### Supplied data

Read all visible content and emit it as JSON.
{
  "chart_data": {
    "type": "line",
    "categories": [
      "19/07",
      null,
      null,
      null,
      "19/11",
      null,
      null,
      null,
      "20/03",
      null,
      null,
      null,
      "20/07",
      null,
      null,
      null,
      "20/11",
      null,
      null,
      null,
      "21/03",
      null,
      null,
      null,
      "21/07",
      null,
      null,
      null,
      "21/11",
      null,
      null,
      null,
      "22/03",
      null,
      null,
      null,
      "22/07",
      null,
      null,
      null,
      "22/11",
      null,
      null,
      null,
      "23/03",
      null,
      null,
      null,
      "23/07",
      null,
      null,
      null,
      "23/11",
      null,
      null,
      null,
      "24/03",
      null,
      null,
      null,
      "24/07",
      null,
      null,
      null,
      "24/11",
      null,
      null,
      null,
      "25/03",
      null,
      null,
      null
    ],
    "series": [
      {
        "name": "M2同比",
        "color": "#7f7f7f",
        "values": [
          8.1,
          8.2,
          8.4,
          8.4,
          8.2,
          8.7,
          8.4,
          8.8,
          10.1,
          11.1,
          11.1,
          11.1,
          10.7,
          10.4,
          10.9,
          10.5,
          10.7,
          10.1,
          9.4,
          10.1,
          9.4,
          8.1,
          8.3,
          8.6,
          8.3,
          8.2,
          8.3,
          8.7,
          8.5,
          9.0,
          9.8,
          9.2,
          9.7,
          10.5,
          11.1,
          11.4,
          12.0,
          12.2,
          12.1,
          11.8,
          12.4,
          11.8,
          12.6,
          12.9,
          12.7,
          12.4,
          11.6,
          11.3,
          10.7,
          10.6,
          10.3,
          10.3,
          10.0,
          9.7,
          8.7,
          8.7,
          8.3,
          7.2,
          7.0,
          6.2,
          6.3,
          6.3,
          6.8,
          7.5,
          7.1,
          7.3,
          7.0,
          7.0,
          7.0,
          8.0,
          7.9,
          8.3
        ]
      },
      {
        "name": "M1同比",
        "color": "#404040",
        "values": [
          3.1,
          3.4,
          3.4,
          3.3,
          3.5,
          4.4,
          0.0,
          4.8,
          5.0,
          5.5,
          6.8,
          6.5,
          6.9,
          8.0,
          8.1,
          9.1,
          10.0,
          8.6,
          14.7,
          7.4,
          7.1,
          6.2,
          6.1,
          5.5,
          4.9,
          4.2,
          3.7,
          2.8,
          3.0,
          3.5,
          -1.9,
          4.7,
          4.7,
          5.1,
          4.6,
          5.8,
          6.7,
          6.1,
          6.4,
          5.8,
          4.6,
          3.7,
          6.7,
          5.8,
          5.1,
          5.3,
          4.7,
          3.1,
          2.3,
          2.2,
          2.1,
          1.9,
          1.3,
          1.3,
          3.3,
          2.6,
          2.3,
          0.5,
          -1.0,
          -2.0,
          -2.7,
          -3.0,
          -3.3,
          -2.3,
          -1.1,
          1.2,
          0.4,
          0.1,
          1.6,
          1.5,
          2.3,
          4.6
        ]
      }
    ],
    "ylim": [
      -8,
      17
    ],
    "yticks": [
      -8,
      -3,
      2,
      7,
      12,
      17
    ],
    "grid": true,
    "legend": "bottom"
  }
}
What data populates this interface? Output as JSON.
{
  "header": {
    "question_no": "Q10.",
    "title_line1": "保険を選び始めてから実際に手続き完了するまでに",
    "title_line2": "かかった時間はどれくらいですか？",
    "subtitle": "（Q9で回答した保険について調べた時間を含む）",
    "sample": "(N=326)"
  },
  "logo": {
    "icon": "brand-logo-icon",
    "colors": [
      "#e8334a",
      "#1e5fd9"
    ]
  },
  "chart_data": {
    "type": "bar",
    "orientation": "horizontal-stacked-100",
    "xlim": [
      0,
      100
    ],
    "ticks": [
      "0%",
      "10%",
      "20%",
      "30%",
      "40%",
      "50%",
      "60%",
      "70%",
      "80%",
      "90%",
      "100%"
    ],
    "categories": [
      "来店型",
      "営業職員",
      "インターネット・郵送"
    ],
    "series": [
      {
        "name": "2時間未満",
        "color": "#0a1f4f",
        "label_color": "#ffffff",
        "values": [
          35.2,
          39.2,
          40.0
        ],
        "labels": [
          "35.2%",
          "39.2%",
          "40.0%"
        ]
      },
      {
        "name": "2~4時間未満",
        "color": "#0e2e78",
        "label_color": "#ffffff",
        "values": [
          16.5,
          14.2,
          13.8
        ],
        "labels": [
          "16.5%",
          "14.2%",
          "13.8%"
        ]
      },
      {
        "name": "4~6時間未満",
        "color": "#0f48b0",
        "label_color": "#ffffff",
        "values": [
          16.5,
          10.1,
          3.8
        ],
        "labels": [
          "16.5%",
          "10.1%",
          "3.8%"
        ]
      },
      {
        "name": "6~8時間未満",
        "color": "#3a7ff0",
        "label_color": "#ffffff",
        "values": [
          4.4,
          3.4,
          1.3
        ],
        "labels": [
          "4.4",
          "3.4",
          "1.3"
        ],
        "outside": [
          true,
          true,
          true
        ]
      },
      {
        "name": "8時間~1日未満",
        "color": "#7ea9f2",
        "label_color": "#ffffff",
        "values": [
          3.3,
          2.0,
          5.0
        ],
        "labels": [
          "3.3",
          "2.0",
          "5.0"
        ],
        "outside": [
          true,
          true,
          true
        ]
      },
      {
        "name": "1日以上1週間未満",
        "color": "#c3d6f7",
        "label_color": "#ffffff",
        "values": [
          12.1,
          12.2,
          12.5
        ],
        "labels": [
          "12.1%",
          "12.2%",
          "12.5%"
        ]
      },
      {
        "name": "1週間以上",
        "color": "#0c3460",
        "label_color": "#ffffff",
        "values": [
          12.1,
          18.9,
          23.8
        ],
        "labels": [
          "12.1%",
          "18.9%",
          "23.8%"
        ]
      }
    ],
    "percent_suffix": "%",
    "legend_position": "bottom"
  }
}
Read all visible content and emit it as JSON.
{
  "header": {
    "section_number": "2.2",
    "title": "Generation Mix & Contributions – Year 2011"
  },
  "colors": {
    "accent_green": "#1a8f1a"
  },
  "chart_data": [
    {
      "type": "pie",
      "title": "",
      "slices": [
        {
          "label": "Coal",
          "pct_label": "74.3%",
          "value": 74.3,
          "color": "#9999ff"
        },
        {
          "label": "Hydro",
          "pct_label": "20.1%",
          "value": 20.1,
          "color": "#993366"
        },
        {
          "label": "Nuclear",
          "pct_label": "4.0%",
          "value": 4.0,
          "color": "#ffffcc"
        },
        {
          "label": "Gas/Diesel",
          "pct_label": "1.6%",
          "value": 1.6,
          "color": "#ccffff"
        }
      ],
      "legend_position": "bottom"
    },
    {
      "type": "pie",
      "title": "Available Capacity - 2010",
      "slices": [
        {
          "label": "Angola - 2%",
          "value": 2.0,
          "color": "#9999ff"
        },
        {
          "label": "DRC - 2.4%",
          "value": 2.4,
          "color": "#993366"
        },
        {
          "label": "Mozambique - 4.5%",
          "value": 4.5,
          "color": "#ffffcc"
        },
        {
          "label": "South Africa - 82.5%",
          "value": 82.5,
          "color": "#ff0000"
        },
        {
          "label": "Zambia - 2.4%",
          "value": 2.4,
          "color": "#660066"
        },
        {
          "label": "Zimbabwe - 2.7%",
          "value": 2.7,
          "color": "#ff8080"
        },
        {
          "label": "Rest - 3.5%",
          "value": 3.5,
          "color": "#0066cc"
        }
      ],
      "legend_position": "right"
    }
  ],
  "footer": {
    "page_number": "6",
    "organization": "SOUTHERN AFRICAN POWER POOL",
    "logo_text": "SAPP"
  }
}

### What you should do
Set down each entry again, unchanged.

### Written response
Read all visible content and emit it as JSON.
{
  "chart_data": {
    "type": "line",
    "categories": [
      "19/07",
      null,
      null,
      null,
      "19/11",
      null,
      null,
      null,
      "20/03",
      null,
      null,
      null,
      "20/07",
      null,
      null,
      null,
      "20/11",
      null,
      null,
      null,
      "21/03",
      null,
      null,
      null,
      "21/07",
      null,
      null,
      null,
      "21/11",
      null,
      null,
      null,
      "22/03",
      null,
      null,
      null,
      "22/07",
      null,
      null,
      null,
      "22/11",
      null,
      null,
      null,
      "23/03",
      null,
      null,
      null,
      "23/07",
      null,
      null,
      null,
      "23/11",
      null,
      null,
      null,
      "24/03",
      null,
      null,
      null,
      "24/07",
      null,
      null,
      null,
      "24/11",
      null,
      null,
      null,
      "25/03",
      null,
      null,
      null
    ],
    "series": [
      {
        "name": "M2同比",
        "color": "#7f7f7f",
        "values": [
          8.1,
          8.2,
          8.4,
          8.4,
          8.2,
          8.7,
          8.4,
          8.8,
          10.1,
          11.1,
          11.1,
          11.1,
          10.7,
          10.4,
          10.9,
          10.5,
          10.7,
          10.1,
          9.4,
          10.1,
          9.4,
          8.1,
          8.3,
          8.6,
          8.3,
          8.2,
          8.3,
          8.7,
          8.5,
          9.0,
          9.8,
          9.2,
          9.7,
          10.5,
          11.1,
          11.4,
          12.0,
          12.2,
          12.1,
          11.8,
          12.4,
          11.8,
          12.6,
          12.9,
          12.7,
          12.4,
          11.6,
          11.3,
          10.7,
          10.6,
          10.3,
          10.3,
          10.0,
          9.7,
          8.7,
          8.7,
          8.3,
          7.2,
          7.0,
          6.2,
          6.3,
          6.3,
          6.8,
          7.5,
          7.1,
          7.3,
          7.0,
          7.0,
          7.0,
          8.0,
          7.9,
          8.3
        ]
      },
      {
        "name": "M1同比",
        "color": "#404040",
        "values": [
          3.1,
          3.4,
          3.4,
          3.3,
          3.5,
          4.4,
          0.0,
          4.8,
          5.0,
          5.5,
          6.8,
          6.5,
          6.9,
          8.0,
          8.1,
          9.1,
          10.0,
          8.6,
          14.7,
          7.4,
          7.1,
          6.2,
          6.1,
          5.5,
          4.9,
          4.2,
          3.7,
          2.8,
          3.0,
          3.5,
          -1.9,
          4.7,
          4.7,
          5.1,
          4.6,
          5.8,
          6.7,
          6.1,
          6.4,
          5.8,
          4.6,
          3.7,
          6.7,
          5.8,
          5.1,
          5.3,
          4.7,
          3.1,
          2.3,
          2.2,
          2.1,
          1.9,
          1.3,
          1.3,
          3.3,
          2.6,
          2.3,
          0.5,
          -1.0,
          -2.0,
          -2.7,
          -3.0,
          -3.3,
          -2.3,
          -1.1,
          1.2,
          0.4,
          0.1,
          1.6,
          1.5,
          2.3,
          4.6
        ]
      }
    ],
    "ylim": [
      -8,
      17
    ],
    "yticks": [
      -8,
      -3,
      2,
      7,
      12,
      17
    ],
    "grid": true,
    "legend": "bottom"
  }
}
What data populates this interface? Output as JSON.
{
  "header": {
    "question_no": "Q10.",
    "title_line1": "保険を選び始めてから実際に手続き完了するまでに",
    "title_line2": "かかった時間はどれくらいですか？",
    "subtitle": "（Q9で回答した保険について調べた時間を含む）",
    "sample": "(N=326)"
  },
  "logo": {
    "icon": "brand-logo-icon",
    "colors": [
      "#e8334a",
      "#1e5fd9"
    ]
  },
  "chart_data": {
    "type": "bar",
    "orientation": "horizontal-stacked-100",
    "xlim": [
      0,
      100
    ],
    "ticks": [
      "0%",
      "10%",
      "20%",
      "30%",
      "40%",
      "50%",
      "60%",
      "70%",
      "80%",
      "90%",
      "100%"
    ],
    "categories": [
      "来店型",
      "営業職員",
      "インターネット・郵送"
    ],
    "series": [
      {
        "name": "2時間未満",
        "color": "#0a1f4f",
        "label_color": "#ffffff",
        "values": [
          35.2,
          39.2,
          40.0
        ],
        "labels": [
          "35.2%",
          "39.2%",
          "40.0%"
        ]
      },
      {
        "name": "2~4時間未満",
        "color": "#0e2e78",
        "label_color": "#ffffff",
        "values": [
          16.5,
          14.2,
          13.8
        ],
        "labels": [
          "16.5%",
          "14.2%",
          "13.8%"
        ]
      },
      {
        "name": "4~6時間未満",
        "color": "#0f48b0",
        "label_color": "#ffffff",
        "values": [
          16.5,
          10.1,
          3.8
        ],
        "labels": [
          "16.5%",
          "10.1%",
          "3.8%"
        ]
      },
      {
        "name": "6~8時間未満",
        "color": "#3a7ff0",
        "label_color": "#ffffff",
        "values": [
          4.4,
          3.4,
          1.3
        ],
        "labels": [
          "4.4",
          "3.4",
          "1.3"
        ],
        "outside": [
          true,
          true,
          true
        ]
      },
      {
        "name": "8時間~1日未満",
        "color": "#7ea9f2",
        "label_color": "#ffffff",
        "values": [
          3.3,
          2.0,
          5.0
        ],
        "labels": [
          "3.3",
          "2.0",
          "5.0"
        ],
        "outside": [
          true,
          true,
          true
        ]
      },
      {
        "name": "1日以上1週間未満",
        "color": "#c3d6f7",
        "label_color": "#ffffff",
        "values": [
          12.1,
          12.2,
          12.5
        ],
        "labels": [
          "12.1%",
          "12.2%",
          "12.5%"
        ]
      },
      {
        "name": "1週間以上",
        "color": "#0c3460",
        "label_color": "#ffffff",
        "values": [
          12.1,
          18.9,
          23.8
        ],
        "labels": [
          "12.1%",
          "18.9%",
          "23.8%"
        ]
      }
    ],
    "percent_suffix": "%",
    "legend_position": "bottom"
  }
}
Read all visible content and emit it as JSON.
{
  "header": {
    "section_number": "2.2",
    "title": "Generation Mix & Contributions – Year 2011"
  },
  "colors": {
    "accent_green": "#1a8f1a"
  },
  "chart_data": [
    {
      "type": "pie",
      "title": "",
      "slices": [
        {
          "label": "Coal",
          "pct_label": "74.3%",
          "value": 74.3,
          "color": "#9999ff"
        },
        {
          "label": "Hydro",
          "pct_label": "20.1%",
          "value": 20.1,
          "color": "#993366"
        },
        {
          "label": "Nuclear",
          "pct_label": "4.0%",
          "value": 4.0,
          "color": "#ffffcc"
        },
        {
          "label": "Gas/Diesel",
          "pct_label": "1.6%",
          "value": 1.6,
          "color": "#ccffff"
        }
      ],
      "legend_position": "bottom"
    },
    {
      "type": "pie",
      "title": "Available Capacity - 2010",
      "slices": [
        {
          "label": "Angola - 2%",
          "value": 2.0,
          "color": "#9999ff"
        },
        {
          "label": "DRC - 2.4%",
          "value": 2.4,
          "color": "#993366"
        },
        {
          "label": "Mozambique - 4.5%",
          "value": 4.5,
          "color": "#ffffcc"
        },
        {
          "label": "South Africa - 82.5%",
          "value": 82.5,
          "color": "#ff0000"
        },
        {
          "label": "Zambia - 2.4%",
          "value": 2.4,
          "color": "#660066"
        },
        {
          "label": "Zimbabwe - 2.7%",
          "value": 2.7,
          "color": "#ff8080"
        },
        {
          "label": "Rest - 3.5%",
          "value": 3.5,
          "color": "#0066cc"
        }
      ],
      "legend_position": "right"
    }
  ],
  "footer": {
    "page_number": "6",
    "organization": "SOUTHERN AFRICAN POWER POOL",
    "logo_text": "SAPP"
  }
}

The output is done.